Brief: Please copy the article on bacterial gene flipping below in full, word for word.

Text shown:
Bacterial ‘flipping’ allows genes to take different forms

Imagine you’re about to change your appearance. One move and your brown hair turns platinum blonde. It’s not far from what happens in some prokaryotes, or single-celled organisms, like bacteria, which undergo what are called inversions.

A study by Stanford Medicine scientists has shown that inversions, which physically flip a segment of DNA and change an organism’s genetic identity, can occur within a single gene, challenging a central dogma of biology: A gene can code for only one protein.

“Bacteria are even cooler than I originally thought, and I’m a microbiologist, so I already thought they were pretty cool,” said Rachael Chanin, Ph.D., a postdoctoral researcher in hematology. Microbiologists have known for decades that bacteria can flip small sections of their DNA to turn genes on or off, Chanin said. To the team’s knowledge, however, these bits of somersault have never been found within the confines of a single gene.

In the same way that reversing the order of the letters in the word “dog” can completely change the meaning of a sentence (“I am a dog” versus “I am a god”), intragenic inversion is essentially recoding the bacteria’s genetics using the same material. This can result in a gene being turned on, a gene being turned off, or a sequence that codes for a different protein when reversed.

“I remember seeing the data and thinking, ‘This can’t be true, this is too crazy to be true,’” said Ami Bhatt, a professor of genetics and medicine. “We then spent the next few years trying to convince ourselves that we had made a mistake. But as far as we know, we hadn’t.”

A study detailing the scientists’ findings was published Sept. 25 in NatureChanin and former postdoctoral researcher Patrick West, Ph.D., co-led the study. Bhatt is the lead author.

About-face

In the 1920s, scientists first discovered signs of inversion while searching for a treatment for salmonella. They tried to collect antibodies from animals infected with the bacteria in the hopes that the immune molecules could be transferred to other animals and avoid infection. But it never worked: Even strains of bacteria they knew were genetically identical were able to fight back. Scientists now know that the escape happened because of an inversion that recoded the bacteria in a way that allowed it to evade the animals’ immunity.

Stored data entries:
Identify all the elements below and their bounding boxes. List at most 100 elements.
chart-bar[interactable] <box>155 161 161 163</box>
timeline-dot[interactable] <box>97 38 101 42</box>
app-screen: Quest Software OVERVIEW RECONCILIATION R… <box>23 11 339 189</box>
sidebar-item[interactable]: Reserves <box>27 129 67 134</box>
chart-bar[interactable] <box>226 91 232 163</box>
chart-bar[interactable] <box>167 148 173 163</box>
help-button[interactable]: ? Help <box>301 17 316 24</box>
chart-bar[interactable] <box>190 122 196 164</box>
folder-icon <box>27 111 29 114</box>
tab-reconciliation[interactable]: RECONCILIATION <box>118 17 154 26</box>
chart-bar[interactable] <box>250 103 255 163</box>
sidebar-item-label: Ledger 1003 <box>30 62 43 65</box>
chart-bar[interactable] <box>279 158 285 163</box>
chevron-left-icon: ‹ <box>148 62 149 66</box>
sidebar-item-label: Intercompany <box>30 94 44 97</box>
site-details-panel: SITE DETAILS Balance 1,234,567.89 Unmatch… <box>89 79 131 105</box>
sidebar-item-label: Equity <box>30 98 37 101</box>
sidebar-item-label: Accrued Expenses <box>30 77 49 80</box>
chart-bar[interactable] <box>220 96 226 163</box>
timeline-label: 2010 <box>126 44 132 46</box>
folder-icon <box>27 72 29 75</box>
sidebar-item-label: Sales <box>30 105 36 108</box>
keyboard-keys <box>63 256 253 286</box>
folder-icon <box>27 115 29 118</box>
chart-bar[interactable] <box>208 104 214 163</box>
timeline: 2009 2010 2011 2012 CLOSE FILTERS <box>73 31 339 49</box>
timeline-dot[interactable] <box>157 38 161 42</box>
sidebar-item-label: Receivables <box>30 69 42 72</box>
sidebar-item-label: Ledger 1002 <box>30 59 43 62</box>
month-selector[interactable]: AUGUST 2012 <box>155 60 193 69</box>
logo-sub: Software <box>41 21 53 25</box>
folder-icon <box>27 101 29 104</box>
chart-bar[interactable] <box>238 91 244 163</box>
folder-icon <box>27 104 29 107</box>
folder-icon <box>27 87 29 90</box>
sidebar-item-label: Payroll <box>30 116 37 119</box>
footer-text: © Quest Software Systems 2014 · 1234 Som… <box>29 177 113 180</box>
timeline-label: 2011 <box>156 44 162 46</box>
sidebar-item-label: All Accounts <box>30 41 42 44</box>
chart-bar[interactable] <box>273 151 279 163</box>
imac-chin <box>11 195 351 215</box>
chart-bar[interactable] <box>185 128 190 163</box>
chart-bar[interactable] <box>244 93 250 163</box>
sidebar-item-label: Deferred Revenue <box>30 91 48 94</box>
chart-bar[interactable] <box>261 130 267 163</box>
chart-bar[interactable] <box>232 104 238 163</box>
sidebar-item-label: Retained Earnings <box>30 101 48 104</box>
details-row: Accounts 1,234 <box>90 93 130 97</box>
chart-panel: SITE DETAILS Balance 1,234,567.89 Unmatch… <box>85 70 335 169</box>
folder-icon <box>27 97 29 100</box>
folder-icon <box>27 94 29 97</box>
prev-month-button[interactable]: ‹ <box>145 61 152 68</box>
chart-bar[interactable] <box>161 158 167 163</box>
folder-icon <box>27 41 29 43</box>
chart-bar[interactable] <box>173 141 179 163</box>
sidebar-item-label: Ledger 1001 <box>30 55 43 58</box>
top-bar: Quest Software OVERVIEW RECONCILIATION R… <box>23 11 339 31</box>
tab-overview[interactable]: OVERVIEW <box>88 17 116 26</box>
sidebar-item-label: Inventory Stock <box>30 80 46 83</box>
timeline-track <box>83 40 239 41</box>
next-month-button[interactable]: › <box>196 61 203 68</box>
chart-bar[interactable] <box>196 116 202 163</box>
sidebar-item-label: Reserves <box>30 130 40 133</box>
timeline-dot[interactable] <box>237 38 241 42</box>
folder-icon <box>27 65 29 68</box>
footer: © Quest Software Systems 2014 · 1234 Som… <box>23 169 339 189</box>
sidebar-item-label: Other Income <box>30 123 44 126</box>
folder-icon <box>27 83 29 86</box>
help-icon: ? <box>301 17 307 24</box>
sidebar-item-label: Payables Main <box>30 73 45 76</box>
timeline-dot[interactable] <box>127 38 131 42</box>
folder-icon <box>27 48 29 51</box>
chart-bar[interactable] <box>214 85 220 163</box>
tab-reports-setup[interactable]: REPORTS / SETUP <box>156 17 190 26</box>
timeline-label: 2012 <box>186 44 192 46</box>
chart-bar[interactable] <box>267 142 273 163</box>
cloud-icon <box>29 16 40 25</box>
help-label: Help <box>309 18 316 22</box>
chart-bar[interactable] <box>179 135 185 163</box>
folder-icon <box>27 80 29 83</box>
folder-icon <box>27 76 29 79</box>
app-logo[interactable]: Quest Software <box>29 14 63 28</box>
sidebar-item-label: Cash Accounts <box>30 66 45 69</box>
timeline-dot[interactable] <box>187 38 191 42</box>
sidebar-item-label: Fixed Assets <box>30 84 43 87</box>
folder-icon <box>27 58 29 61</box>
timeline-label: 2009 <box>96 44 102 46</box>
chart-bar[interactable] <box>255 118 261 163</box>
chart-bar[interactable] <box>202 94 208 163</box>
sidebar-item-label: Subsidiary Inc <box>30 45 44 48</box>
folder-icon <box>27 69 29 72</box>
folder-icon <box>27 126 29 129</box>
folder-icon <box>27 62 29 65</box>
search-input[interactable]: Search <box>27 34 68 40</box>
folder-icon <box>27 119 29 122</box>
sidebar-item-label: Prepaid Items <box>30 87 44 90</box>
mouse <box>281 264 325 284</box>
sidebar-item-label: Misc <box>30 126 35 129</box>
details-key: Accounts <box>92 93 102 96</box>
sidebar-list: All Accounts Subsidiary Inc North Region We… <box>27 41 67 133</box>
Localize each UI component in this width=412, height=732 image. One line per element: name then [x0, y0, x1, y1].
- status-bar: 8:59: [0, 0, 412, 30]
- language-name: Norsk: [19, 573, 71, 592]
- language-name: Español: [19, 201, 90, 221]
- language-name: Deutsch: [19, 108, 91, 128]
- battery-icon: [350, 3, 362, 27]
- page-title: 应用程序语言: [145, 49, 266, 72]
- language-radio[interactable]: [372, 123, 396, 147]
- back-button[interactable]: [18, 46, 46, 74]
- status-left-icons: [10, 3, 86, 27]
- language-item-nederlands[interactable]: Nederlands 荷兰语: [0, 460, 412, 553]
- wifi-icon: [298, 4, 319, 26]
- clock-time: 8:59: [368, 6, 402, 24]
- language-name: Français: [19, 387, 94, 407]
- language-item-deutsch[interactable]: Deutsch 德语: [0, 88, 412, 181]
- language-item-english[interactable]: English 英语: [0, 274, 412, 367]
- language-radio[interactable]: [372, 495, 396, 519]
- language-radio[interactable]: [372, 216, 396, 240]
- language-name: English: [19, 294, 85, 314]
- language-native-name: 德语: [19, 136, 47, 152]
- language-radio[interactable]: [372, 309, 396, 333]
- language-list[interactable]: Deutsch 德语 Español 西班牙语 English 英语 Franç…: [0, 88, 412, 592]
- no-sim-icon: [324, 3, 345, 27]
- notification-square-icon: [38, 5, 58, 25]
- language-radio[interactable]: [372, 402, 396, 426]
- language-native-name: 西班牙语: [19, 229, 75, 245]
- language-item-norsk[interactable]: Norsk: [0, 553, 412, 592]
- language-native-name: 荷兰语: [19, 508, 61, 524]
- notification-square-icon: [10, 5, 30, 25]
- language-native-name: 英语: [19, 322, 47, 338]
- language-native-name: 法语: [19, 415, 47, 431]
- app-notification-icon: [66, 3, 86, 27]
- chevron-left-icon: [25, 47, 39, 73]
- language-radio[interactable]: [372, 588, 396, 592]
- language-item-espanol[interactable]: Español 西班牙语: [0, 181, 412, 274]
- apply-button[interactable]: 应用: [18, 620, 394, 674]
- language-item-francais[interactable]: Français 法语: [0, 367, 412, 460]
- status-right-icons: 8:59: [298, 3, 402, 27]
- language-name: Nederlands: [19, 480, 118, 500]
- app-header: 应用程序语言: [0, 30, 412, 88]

Exercise answer:
Bacterial ‘flipping’ allows genes to take different forms

Imagine you’re about to change your appearance. One move and your brown hair turns platinum blonde. It’s not far from what happens in some prokaryotes, or single-celled organisms, like bacteria, which undergo what are called inversions.

A study by Stanford Medicine scientists has shown that inversions, which physically flip a segment of DNA and change an organism’s genetic identity, can occur within a single gene, challenging a central dogma of biology: A gene can code for only one protein.

“Bacteria are even cooler than I originally thought, and I’m a microbiologist, so I already thought they were pretty cool,” said Rachael Chanin, Ph.D., a postdoctoral researcher in hematology. Microbiologists have known for decades that bacteria can flip small sections of their DNA to turn genes on or off, Chanin said. To the team’s knowledge, however, these bits of somersault have never been found within the confines of a single gene.

In the same way that reversing the order of the letters in the word “dog” can completely change the meaning of a sentence (“I am a dog” versus “I am a god”), intragenic inversion is essentially recoding the bacteria’s genetics using the same material. This can result in a gene being turned on, a gene being turned off, or a sequence that codes for a different protein when reversed.

“I remember seeing the data and thinking, ‘This can’t be true, this is too crazy to be true,’” said Ami Bhatt, a professor of genetics and medicine. “We then spent the next few years trying to convince ourselves that we had made a mistake. But as far as we know, we hadn’t.”

A study detailing the scientists’ findings was published Sept. 25 in NatureChanin and former postdoctoral researcher Patrick West, Ph.D., co-led the study. Bhatt is the lead author.

About-face

In the 1920s, scientists first discovered signs of inversion while searching for a treatment for salmonella. They tried to collect antibodies from animals infected with the bacteria in the hopes that the immune molecules could be transferred to other animals and avoid infection. But it never worked: Even strains of bacteria they knew were genetically identical were able to fight back. Scientists now know that the escape happened because of an inversion that recoded the bacteria in a way that allowed it to evade the animals’ immunity.